■ What you should do
Write the material out again in full, exactly.

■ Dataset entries
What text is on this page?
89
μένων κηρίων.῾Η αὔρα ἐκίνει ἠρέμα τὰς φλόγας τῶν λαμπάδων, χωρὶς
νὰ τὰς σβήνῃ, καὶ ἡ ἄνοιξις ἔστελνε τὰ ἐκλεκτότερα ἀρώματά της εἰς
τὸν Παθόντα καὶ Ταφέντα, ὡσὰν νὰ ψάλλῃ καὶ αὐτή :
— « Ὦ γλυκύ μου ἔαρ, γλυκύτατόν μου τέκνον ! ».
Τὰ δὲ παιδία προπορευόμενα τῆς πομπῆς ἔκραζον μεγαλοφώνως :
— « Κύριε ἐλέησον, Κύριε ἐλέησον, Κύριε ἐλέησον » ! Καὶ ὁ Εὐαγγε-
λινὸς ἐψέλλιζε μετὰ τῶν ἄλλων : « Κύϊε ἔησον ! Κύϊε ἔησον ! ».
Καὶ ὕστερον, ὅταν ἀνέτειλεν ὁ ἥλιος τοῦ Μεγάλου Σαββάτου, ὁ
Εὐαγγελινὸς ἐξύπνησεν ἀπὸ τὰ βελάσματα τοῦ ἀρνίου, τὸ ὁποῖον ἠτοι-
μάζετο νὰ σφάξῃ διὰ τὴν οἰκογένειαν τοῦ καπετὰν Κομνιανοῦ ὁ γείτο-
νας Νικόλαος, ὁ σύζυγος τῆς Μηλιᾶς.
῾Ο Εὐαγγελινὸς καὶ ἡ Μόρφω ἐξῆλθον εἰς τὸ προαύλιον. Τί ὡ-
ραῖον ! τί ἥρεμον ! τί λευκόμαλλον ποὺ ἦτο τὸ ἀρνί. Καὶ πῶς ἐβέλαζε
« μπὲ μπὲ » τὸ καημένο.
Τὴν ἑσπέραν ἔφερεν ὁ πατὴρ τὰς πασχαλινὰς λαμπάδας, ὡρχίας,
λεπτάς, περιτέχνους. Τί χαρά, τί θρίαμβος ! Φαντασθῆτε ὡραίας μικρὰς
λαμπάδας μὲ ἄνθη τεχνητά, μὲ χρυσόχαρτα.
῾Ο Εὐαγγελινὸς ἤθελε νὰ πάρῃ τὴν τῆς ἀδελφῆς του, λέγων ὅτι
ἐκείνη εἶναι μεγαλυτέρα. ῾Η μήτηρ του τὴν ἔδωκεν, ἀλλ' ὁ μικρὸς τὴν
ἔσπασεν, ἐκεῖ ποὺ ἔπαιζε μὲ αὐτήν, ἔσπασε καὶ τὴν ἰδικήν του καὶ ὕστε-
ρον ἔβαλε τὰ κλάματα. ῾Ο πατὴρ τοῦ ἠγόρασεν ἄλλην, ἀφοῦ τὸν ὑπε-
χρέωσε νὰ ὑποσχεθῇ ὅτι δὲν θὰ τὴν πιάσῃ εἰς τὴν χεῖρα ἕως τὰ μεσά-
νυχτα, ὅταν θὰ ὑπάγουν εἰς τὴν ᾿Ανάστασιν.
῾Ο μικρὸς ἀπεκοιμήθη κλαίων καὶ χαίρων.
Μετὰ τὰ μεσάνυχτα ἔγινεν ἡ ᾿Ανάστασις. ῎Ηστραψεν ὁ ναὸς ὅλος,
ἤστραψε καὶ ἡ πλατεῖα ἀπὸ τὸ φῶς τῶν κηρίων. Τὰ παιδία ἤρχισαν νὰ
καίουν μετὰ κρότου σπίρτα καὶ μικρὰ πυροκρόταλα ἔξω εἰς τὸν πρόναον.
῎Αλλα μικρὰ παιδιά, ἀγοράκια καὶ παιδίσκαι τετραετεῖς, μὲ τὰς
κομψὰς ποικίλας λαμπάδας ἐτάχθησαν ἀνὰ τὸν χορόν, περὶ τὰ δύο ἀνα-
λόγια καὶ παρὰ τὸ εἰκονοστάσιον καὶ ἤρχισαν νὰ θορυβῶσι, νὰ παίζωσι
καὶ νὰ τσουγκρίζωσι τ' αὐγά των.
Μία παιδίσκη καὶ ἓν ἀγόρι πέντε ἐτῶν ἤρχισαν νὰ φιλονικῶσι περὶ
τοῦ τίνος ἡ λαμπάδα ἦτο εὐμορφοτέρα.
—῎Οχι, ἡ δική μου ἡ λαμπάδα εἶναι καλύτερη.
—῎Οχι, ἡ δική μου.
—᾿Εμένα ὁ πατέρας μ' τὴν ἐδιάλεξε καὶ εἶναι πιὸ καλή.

■ Full answer
What text is on this page?
89
μένων κηρίων.῾Η αὔρα ἐκίνει ἠρέμα τὰς φλόγας τῶν λαμπάδων, χωρὶς
νὰ τὰς σβήνῃ, καὶ ἡ ἄνοιξις ἔστελνε τὰ ἐκλεκτότερα ἀρώματά της εἰς
τὸν Παθόντα καὶ Ταφέντα, ὡσὰν νὰ ψάλλῃ καὶ αὐτή :
— « Ὦ γλυκύ μου ἔαρ, γλυκύτατόν μου τέκνον ! ».
Τὰ δὲ παιδία προπορευόμενα τῆς πομπῆς ἔκραζον μεγαλοφώνως :
— « Κύριε ἐλέησον, Κύριε ἐλέησον, Κύριε ἐλέησον » ! Καὶ ὁ Εὐαγγε-
λινὸς ἐψέλλιζε μετὰ τῶν ἄλλων : « Κύϊε ἔησον ! Κύϊε ἔησον ! ».
Καὶ ὕστερον, ὅταν ἀνέτειλεν ὁ ἥλιος τοῦ Μεγάλου Σαββάτου, ὁ
Εὐαγγελινὸς ἐξύπνησεν ἀπὸ τὰ βελάσματα τοῦ ἀρνίου, τὸ ὁποῖον ἠτοι-
μάζετο νὰ σφάξῃ διὰ τὴν οἰκογένειαν τοῦ καπετὰν Κομνιανοῦ ὁ γείτο-
νας Νικόλαος, ὁ σύζυγος τῆς Μηλιᾶς.
῾Ο Εὐαγγελινὸς καὶ ἡ Μόρφω ἐξῆλθον εἰς τὸ προαύλιον. Τί ὡ-
ραῖον ! τί ἥρεμον ! τί λευκόμαλλον ποὺ ἦτο τὸ ἀρνί. Καὶ πῶς ἐβέλαζε
« μπὲ μπὲ » τὸ καημένο.
Τὴν ἑσπέραν ἔφερεν ὁ πατὴρ τὰς πασχαλινὰς λαμπάδας, ὡρχίας,
λεπτάς, περιτέχνους. Τί χαρά, τί θρίαμβος ! Φαντασθῆτε ὡραίας μικρὰς
λαμπάδας μὲ ἄνθη τεχνητά, μὲ χρυσόχαρτα.
῾Ο Εὐαγγελινὸς ἤθελε νὰ πάρῃ τὴν τῆς ἀδελφῆς του, λέγων ὅτι
ἐκείνη εἶναι μεγαλυτέρα. ῾Η μήτηρ του τὴν ἔδωκεν, ἀλλ' ὁ μικρὸς τὴν
ἔσπασεν, ἐκεῖ ποὺ ἔπαιζε μὲ αὐτήν, ἔσπασε καὶ τὴν ἰδικήν του καὶ ὕστε-
ρον ἔβαλε τὰ κλάματα. ῾Ο πατὴρ τοῦ ἠγόρασεν ἄλλην, ἀφοῦ τὸν ὑπε-
χρέωσε νὰ ὑποσχεθῇ ὅτι δὲν θὰ τὴν πιάσῃ εἰς τὴν χεῖρα ἕως τὰ μεσά-
νυχτα, ὅταν θὰ ὑπάγουν εἰς τὴν ᾿Ανάστασιν.
῾Ο μικρὸς ἀπεκοιμήθη κλαίων καὶ χαίρων.
Μετὰ τὰ μεσάνυχτα ἔγινεν ἡ ᾿Ανάστασις. ῎Ηστραψεν ὁ ναὸς ὅλος,
ἤστραψε καὶ ἡ πλατεῖα ἀπὸ τὸ φῶς τῶν κηρίων. Τὰ παιδία ἤρχισαν νὰ
καίουν μετὰ κρότου σπίρτα καὶ μικρὰ πυροκρόταλα ἔξω εἰς τὸν πρόναον.
῎Αλλα μικρὰ παιδιά, ἀγοράκια καὶ παιδίσκαι τετραετεῖς, μὲ τὰς
κομψὰς ποικίλας λαμπάδας ἐτάχθησαν ἀνὰ τὸν χορόν, περὶ τὰ δύο ἀνα-
λόγια καὶ παρὰ τὸ εἰκονοστάσιον καὶ ἤρχισαν νὰ θορυβῶσι, νὰ παίζωσι
καὶ νὰ τσουγκρίζωσι τ' αὐγά των.
Μία παιδίσκη καὶ ἓν ἀγόρι πέντε ἐτῶν ἤρχισαν νὰ φιλονικῶσι περὶ
τοῦ τίνος ἡ λαμπάδα ἦτο εὐμορφοτέρα.
—῎Οχι, ἡ δική μου ἡ λαμπάδα εἶναι καλύτερη.
—῎Οχι, ἡ δική μου.
—᾿Εμένα ὁ πατέρας μ' τὴν ἐδιάλεξε καὶ εἶναι πιὸ καλή.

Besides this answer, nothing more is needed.